--- Given information ---
_____
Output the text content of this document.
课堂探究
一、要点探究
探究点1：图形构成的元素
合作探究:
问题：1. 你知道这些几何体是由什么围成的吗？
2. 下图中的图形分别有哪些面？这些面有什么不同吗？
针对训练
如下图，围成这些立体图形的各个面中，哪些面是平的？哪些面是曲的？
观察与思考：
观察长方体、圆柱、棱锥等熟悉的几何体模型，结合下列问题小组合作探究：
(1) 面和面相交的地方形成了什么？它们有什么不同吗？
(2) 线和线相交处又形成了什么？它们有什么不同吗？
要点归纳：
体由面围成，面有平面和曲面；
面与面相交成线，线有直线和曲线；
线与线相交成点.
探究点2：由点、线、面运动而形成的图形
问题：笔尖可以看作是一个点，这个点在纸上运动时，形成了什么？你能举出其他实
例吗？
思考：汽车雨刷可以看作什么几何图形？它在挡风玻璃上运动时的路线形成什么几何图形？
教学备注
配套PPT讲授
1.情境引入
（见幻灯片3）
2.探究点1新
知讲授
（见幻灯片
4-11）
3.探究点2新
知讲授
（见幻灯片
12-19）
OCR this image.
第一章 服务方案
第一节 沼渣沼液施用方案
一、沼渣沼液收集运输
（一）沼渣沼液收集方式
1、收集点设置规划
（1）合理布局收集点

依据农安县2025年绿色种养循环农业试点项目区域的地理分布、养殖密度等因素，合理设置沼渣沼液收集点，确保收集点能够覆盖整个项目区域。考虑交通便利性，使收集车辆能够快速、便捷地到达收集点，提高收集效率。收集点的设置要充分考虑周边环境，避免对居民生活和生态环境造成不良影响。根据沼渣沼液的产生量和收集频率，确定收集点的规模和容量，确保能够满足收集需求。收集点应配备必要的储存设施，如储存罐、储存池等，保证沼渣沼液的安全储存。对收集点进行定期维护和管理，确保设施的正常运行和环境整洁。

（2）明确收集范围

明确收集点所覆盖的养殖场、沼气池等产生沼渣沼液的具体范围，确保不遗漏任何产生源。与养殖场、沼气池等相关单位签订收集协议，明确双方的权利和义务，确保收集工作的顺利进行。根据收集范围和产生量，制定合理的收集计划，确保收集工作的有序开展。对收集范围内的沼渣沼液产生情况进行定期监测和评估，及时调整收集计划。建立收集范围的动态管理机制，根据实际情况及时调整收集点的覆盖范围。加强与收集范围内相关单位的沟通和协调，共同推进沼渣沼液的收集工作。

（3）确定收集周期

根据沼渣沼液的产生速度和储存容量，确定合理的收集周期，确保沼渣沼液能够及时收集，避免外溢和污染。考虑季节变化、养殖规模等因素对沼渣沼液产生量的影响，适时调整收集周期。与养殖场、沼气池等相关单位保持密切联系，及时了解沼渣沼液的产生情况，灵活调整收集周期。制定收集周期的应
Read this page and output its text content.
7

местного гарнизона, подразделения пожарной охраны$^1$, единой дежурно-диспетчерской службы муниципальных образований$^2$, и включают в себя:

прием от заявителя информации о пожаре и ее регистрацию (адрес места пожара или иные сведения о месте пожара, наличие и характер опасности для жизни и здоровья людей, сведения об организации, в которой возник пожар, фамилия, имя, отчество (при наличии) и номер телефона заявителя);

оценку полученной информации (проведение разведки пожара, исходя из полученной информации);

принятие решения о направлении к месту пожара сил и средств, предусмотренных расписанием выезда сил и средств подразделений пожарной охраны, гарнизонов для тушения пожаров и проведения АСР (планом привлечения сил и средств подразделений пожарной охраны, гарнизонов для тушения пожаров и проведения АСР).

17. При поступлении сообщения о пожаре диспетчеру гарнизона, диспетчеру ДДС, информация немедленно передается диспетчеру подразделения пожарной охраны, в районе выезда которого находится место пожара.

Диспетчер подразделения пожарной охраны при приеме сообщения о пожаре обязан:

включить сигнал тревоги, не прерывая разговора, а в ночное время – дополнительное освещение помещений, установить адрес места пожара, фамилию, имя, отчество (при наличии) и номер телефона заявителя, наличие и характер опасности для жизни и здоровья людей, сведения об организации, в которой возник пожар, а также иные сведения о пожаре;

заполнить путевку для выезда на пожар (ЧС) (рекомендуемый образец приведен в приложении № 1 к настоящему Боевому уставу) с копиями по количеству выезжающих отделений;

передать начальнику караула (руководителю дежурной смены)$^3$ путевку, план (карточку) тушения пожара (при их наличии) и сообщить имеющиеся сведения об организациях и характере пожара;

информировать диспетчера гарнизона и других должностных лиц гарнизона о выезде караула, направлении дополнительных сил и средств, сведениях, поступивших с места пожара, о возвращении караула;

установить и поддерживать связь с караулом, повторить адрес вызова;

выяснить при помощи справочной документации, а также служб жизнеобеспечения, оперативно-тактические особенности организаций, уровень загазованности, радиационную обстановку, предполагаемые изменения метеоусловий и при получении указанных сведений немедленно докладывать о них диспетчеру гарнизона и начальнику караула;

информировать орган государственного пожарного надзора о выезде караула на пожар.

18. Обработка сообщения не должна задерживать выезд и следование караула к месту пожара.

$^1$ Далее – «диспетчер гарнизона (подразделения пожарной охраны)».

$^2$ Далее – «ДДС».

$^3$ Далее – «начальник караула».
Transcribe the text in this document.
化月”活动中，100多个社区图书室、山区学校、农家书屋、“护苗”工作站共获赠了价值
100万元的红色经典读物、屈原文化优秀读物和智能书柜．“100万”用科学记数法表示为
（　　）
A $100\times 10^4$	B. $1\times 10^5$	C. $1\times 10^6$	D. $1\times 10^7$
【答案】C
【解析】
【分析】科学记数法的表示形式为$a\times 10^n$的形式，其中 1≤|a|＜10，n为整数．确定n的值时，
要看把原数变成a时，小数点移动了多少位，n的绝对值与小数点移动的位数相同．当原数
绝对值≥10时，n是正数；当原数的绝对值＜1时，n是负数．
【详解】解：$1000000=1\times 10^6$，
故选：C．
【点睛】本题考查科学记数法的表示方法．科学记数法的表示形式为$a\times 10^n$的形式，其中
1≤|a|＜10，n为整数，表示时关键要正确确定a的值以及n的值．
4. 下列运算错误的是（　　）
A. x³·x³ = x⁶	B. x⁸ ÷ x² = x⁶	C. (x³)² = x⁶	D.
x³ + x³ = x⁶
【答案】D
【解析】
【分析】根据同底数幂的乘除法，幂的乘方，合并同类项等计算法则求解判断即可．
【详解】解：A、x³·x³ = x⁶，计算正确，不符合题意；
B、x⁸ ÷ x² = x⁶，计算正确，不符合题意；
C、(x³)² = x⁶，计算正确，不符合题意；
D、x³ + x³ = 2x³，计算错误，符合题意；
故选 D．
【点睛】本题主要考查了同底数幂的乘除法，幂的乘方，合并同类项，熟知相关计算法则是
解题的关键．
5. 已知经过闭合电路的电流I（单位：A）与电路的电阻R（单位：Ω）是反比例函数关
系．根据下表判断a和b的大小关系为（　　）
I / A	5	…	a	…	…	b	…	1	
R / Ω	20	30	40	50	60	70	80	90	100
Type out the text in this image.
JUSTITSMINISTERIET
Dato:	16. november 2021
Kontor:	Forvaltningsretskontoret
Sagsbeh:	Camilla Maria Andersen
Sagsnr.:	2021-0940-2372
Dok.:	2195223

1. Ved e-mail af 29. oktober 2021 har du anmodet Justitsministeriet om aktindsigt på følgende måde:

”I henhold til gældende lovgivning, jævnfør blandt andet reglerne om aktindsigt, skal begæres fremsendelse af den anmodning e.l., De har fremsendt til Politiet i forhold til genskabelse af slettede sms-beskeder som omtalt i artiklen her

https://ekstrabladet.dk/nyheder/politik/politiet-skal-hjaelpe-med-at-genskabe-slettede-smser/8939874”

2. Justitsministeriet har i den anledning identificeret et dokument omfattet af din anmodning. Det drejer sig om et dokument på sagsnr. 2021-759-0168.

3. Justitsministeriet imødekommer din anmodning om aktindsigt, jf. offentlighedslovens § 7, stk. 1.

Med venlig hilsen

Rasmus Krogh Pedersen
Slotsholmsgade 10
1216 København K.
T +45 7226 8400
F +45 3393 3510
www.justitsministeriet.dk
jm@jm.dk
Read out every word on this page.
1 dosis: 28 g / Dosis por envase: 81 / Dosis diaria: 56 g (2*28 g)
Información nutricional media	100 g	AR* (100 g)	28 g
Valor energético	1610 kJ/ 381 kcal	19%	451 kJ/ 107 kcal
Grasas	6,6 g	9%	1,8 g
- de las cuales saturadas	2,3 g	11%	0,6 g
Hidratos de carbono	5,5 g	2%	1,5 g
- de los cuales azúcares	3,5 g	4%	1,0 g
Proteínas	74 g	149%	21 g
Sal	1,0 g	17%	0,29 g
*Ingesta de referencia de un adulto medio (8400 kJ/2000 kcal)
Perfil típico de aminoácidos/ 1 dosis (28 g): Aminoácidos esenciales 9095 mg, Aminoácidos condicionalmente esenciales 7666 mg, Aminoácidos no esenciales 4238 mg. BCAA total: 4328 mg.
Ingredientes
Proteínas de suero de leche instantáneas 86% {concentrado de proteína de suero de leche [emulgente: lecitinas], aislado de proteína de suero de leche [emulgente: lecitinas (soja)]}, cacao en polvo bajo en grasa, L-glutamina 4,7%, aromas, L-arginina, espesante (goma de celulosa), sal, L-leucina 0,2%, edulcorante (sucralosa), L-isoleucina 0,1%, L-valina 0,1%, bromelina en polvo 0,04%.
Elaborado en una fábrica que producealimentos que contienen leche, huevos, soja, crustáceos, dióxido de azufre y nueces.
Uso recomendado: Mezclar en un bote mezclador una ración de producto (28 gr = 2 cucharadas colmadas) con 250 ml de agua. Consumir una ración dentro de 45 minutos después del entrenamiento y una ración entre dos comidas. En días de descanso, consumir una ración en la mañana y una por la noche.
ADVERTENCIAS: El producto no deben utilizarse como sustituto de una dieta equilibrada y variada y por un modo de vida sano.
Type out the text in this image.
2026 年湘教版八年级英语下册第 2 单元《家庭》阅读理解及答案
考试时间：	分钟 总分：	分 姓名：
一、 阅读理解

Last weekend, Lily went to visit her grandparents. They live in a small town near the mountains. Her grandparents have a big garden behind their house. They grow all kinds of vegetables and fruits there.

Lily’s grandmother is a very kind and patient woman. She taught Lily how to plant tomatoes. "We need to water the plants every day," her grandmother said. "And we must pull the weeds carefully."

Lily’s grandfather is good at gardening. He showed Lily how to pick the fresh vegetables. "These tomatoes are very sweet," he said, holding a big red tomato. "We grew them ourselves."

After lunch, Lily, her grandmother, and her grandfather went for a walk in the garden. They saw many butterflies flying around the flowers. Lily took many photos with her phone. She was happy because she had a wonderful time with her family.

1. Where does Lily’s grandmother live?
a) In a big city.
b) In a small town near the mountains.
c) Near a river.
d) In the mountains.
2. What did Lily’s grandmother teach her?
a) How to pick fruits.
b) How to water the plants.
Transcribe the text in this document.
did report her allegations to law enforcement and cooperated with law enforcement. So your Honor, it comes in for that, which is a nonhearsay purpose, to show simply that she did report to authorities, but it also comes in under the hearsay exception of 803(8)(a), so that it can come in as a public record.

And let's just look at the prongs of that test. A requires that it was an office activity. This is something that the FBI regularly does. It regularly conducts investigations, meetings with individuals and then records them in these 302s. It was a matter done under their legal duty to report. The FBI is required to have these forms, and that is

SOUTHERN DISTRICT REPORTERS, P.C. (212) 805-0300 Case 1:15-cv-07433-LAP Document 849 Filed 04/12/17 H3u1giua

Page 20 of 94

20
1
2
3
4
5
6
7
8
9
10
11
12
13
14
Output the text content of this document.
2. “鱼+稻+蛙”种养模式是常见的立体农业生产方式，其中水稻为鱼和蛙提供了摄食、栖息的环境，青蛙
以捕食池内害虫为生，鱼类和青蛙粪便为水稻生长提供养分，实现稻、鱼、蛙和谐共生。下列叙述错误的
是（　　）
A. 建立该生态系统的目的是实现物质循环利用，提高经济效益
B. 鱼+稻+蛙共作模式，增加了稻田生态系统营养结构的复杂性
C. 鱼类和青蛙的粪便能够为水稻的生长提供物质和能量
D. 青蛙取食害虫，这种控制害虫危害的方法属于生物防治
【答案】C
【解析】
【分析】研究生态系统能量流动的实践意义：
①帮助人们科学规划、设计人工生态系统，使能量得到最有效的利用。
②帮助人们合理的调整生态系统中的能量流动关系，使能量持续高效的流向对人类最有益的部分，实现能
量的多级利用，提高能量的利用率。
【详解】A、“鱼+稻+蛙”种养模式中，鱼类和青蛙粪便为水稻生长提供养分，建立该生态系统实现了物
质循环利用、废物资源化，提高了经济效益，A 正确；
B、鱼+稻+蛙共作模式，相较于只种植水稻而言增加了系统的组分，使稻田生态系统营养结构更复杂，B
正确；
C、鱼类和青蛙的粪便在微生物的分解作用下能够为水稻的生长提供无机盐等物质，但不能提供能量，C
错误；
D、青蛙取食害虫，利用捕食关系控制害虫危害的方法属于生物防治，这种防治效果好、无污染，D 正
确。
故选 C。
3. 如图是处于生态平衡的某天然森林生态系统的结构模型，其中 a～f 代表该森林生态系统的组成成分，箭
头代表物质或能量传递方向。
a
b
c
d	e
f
_____
--- Exercise ---
Find every line in the records above that contains the word "water", and copy each one.

--- Worked solution ---
Lily’s grandmother is a very kind and patient woman. She taught Lily how to plant tomatoes. "We need to water the plants every day," her grandmother said. "And we must pull the weeds carefully."
b) How to water the plants.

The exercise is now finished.